What the exercise asks
Repeat the data verbatim.

Records
┄┄┄┄┄┄┄┄┄┄┄┄┄┄┄┄┄┄┄┄
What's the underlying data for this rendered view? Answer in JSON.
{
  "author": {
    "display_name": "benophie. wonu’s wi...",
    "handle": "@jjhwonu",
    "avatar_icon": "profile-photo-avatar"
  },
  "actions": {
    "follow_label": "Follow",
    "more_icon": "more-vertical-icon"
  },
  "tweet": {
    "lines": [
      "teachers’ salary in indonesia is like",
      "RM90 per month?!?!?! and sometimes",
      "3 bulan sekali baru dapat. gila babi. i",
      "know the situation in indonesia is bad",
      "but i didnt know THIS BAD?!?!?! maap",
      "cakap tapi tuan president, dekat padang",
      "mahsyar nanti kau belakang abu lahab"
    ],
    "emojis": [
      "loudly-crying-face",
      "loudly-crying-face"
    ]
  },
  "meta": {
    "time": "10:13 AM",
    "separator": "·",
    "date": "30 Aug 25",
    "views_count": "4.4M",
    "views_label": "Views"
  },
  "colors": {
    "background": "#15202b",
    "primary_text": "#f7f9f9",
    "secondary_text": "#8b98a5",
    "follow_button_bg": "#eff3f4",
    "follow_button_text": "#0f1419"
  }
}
┄┄┄┄┄┄┄┄┄┄┄┄┄┄┄┄┄┄┄┄
Exercise solution
What's the underlying data for this rendered view? Answer in JSON.
{
  "author": {
    "display_name": "benophie. wonu’s wi...",
    "handle": "@jjhwonu",
    "avatar_icon": "profile-photo-avatar"
  },
  "actions": {
    "follow_label": "Follow",
    "more_icon": "more-vertical-icon"
  },
  "tweet": {
    "lines": [
      "teachers’ salary in indonesia is like",
      "RM90 per month?!?!?! and sometimes",
      "3 bulan sekali baru dapat. gila babi. i",
      "know the situation in indonesia is bad",
      "but i didnt know THIS BAD?!?!?! maap",
      "cakap tapi tuan president, dekat padang",
      "mahsyar nanti kau belakang abu lahab"
    ],
    "emojis": [
      "loudly-crying-face",
      "loudly-crying-face"
    ]
  },
  "meta": {
    "time": "10:13 AM",
    "separator": "·",
    "date": "30 Aug 25",
    "views_count": "4.4M",
    "views_label": "Views"
  },
  "colors": {
    "background": "#15202b",
    "primary_text": "#f7f9f9",
    "secondary_text": "#8b98a5",
    "follow_button_bg": "#eff3f4",
    "follow_button_text": "#0f1419"
  }
}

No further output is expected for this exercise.